AIM OF THE TASK
Give the number of lines in the records below that hold "Were"; nothing else is needed.

[Collected data entries]
*** Block opens ***

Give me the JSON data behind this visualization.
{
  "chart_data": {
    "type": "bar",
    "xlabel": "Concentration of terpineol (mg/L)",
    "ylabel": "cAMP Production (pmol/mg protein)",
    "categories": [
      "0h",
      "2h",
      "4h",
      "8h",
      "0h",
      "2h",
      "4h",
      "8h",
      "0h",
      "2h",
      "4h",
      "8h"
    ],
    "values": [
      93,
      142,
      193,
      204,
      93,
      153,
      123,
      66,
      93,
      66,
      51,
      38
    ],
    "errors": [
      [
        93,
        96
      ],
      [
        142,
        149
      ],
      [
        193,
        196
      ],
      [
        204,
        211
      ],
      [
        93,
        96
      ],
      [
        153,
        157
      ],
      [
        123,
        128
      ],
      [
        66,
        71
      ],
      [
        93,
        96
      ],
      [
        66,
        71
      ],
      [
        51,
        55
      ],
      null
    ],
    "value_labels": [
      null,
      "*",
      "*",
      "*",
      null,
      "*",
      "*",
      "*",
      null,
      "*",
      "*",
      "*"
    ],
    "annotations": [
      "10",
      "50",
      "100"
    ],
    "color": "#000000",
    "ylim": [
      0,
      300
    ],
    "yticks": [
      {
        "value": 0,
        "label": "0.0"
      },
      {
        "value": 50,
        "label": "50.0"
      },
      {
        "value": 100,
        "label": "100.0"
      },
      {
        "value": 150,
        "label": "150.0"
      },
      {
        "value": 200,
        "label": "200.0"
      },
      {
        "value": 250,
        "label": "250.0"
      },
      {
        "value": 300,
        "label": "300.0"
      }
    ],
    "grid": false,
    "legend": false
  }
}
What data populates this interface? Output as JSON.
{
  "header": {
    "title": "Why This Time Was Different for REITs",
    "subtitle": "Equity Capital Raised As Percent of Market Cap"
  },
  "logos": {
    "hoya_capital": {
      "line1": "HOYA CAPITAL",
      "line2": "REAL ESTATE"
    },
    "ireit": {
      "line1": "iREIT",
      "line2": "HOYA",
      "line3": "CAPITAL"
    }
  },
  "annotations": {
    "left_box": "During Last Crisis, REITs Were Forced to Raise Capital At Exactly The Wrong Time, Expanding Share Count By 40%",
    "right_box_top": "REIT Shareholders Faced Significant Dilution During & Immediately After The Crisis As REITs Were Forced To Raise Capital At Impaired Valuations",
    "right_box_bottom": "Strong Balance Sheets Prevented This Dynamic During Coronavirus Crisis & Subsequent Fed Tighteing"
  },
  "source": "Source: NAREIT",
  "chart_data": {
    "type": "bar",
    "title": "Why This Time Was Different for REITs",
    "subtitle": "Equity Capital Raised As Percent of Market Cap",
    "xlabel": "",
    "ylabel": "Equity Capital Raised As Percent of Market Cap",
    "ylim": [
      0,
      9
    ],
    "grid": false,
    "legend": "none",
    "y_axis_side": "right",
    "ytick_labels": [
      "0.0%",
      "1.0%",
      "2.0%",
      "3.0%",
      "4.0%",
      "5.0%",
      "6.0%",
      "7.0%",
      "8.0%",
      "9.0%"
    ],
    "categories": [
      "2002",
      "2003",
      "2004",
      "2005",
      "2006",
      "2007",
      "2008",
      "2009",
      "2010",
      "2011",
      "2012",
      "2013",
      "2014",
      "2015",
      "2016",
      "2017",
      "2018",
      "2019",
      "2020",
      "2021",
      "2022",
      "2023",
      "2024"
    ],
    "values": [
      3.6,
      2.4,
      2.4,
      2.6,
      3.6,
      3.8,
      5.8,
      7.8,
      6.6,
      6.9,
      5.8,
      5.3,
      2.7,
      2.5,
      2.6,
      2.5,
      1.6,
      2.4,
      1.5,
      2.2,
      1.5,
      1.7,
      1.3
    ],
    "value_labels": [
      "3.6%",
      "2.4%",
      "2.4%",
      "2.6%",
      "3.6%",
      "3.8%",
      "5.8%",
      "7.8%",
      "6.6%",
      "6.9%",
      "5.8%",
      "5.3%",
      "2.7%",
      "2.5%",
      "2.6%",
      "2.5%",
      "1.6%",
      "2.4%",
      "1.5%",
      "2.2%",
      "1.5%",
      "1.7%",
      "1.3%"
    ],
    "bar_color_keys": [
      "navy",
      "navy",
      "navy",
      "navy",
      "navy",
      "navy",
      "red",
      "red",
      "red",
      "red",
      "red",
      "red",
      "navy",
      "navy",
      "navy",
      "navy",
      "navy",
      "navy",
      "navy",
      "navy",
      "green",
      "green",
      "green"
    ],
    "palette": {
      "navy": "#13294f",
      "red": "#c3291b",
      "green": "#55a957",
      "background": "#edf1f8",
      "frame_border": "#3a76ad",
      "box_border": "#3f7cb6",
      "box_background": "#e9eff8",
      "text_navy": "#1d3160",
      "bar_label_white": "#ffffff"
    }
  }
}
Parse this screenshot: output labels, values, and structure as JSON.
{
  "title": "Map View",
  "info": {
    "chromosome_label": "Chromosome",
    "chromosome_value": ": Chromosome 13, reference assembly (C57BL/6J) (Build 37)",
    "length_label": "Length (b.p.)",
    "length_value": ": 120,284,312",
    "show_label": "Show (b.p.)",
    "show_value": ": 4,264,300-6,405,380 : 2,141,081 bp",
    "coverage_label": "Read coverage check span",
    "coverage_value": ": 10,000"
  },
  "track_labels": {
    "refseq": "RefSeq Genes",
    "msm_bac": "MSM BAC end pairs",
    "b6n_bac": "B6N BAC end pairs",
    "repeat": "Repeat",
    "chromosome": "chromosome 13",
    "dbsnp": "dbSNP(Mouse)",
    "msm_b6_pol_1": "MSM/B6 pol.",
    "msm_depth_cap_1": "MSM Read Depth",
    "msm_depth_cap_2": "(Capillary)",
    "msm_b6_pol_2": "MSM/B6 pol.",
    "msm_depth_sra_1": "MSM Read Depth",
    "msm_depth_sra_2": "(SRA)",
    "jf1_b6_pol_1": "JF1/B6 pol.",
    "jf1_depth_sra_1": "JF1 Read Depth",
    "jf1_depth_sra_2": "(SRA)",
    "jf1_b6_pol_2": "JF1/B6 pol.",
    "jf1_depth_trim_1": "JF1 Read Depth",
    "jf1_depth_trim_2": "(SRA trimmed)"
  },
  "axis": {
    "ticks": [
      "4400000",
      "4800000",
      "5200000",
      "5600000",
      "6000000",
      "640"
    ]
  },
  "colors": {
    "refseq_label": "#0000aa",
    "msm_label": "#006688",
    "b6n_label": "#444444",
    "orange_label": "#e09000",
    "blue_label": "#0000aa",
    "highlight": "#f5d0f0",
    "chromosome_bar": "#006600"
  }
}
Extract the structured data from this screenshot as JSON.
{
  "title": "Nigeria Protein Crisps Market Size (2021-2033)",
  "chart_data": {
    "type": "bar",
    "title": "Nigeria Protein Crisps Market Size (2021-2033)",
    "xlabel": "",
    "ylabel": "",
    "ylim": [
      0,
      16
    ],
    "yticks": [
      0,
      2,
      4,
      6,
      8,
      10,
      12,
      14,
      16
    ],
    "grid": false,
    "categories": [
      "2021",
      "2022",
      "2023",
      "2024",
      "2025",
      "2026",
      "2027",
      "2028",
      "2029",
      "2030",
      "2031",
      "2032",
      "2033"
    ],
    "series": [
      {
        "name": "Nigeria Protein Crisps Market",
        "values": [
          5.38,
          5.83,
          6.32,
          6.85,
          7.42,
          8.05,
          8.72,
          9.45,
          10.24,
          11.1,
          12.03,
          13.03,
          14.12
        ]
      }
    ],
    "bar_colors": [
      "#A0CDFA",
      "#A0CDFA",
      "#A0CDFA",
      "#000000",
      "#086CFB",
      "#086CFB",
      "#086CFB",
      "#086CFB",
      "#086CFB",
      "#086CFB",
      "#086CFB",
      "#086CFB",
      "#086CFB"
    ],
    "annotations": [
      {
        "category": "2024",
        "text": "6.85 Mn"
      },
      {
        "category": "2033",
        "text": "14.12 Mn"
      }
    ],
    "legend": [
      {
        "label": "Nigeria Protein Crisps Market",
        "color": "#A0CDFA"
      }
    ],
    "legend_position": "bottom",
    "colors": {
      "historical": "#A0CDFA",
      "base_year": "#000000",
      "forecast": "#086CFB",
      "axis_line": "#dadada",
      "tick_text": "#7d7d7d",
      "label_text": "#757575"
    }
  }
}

*** Block closes ***

OUTPUT FOR THIS EXERCISE
2